▶ **Task objective**: Find and return each line containing "recall".

▶ **Working data**:

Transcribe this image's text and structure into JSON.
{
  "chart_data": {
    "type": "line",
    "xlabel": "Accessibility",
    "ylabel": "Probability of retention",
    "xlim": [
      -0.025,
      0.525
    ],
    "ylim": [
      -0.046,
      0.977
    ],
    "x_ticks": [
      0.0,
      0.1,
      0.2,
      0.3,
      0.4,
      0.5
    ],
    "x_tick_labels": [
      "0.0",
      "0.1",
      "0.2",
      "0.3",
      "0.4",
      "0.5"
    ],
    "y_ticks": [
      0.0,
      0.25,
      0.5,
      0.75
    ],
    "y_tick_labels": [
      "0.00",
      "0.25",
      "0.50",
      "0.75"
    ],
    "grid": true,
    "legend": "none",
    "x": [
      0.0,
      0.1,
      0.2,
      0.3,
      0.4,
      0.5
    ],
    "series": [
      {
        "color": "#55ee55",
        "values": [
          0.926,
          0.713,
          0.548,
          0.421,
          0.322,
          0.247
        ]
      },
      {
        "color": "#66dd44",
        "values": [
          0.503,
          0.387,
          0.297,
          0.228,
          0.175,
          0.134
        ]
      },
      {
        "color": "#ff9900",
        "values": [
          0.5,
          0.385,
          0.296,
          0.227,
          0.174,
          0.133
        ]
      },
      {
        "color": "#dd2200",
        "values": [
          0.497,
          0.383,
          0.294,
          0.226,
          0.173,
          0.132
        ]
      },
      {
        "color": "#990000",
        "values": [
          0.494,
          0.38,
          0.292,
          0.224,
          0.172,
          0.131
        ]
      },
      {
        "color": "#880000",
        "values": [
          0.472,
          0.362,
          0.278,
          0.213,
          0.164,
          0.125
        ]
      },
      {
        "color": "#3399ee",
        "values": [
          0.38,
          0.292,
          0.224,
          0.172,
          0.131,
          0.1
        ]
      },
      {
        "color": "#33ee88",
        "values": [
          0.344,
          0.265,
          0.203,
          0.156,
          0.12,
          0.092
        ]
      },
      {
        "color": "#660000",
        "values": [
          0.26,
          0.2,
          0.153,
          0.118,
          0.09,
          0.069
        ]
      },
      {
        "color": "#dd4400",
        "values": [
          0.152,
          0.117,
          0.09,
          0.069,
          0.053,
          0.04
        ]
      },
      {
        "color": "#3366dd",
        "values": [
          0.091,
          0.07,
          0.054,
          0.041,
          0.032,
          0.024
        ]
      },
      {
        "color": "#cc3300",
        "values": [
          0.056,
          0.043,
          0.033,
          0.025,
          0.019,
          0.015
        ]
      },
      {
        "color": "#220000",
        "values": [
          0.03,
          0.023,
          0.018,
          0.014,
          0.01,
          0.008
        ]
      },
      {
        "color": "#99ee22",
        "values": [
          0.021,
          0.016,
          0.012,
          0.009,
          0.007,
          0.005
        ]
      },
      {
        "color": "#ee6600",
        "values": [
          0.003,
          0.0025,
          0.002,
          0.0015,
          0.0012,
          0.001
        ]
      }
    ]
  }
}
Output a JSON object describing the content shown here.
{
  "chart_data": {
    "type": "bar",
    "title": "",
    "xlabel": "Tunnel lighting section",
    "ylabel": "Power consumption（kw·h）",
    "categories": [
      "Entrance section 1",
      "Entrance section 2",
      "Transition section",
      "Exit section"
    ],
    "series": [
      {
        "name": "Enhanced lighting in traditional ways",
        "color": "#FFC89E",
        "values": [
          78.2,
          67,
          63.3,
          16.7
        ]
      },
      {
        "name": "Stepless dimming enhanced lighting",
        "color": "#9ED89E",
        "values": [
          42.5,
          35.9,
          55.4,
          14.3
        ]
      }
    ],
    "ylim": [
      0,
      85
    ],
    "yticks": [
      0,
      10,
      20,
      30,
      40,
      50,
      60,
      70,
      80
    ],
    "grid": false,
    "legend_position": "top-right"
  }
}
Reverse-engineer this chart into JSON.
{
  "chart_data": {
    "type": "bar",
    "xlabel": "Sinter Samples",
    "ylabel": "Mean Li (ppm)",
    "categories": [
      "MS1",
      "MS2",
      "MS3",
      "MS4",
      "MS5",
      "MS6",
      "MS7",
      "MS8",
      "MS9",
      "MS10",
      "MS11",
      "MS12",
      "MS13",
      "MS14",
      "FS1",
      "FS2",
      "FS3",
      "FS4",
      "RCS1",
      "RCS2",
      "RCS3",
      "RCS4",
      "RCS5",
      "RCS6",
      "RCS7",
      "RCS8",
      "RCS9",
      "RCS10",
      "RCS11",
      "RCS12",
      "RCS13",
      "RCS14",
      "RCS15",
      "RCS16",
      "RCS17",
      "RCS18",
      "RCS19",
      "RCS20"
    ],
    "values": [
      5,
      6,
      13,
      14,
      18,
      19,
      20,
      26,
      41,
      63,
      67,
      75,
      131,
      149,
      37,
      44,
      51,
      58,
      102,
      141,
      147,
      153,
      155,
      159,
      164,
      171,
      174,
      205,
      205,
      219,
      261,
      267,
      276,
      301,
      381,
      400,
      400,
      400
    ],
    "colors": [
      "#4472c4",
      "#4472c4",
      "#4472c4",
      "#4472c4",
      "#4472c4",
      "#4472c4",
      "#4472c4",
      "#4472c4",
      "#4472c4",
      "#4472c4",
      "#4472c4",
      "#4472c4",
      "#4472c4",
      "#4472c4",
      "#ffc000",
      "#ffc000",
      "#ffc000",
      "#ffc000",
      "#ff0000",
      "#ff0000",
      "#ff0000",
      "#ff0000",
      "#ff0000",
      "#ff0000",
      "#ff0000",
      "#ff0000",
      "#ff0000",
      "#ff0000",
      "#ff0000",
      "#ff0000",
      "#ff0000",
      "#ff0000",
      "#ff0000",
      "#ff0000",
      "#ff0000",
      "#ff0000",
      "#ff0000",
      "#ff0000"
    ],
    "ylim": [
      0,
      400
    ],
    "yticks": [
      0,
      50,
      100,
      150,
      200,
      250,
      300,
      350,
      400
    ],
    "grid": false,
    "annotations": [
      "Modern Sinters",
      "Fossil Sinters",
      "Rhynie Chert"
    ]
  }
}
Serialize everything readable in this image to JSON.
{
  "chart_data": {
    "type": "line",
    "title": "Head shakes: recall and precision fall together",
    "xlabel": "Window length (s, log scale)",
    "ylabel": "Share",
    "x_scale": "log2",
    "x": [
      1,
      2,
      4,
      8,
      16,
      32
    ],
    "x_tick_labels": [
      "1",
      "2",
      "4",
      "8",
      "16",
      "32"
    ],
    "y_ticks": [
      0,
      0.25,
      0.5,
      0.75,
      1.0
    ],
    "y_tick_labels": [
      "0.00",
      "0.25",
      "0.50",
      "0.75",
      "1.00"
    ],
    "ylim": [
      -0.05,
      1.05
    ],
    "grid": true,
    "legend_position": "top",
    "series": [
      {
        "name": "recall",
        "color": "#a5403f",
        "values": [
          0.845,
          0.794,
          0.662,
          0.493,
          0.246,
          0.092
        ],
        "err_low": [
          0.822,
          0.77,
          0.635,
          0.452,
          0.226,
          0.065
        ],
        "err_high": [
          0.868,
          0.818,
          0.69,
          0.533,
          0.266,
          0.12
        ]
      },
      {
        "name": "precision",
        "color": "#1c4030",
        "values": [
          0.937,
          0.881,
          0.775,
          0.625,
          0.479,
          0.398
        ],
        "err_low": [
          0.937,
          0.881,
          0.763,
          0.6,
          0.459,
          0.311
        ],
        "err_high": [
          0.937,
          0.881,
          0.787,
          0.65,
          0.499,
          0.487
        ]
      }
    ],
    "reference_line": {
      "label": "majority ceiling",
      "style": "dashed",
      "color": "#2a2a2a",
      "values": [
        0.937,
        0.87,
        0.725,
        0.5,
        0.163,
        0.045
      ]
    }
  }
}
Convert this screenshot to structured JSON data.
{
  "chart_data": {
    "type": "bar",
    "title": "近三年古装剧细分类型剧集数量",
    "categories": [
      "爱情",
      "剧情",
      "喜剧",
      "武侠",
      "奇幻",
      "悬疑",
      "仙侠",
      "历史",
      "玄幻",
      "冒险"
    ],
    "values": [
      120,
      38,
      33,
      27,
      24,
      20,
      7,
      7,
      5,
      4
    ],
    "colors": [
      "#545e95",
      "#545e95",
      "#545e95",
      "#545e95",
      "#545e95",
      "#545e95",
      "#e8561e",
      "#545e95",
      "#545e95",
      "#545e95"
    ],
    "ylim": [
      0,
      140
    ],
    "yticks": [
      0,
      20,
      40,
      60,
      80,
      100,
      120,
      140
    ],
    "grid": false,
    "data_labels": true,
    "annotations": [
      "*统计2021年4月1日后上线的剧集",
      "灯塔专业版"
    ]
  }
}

▶ **Solution to this exercise**:
    "title": "Head shakes: recall and precision fall together",
        "name": "recall",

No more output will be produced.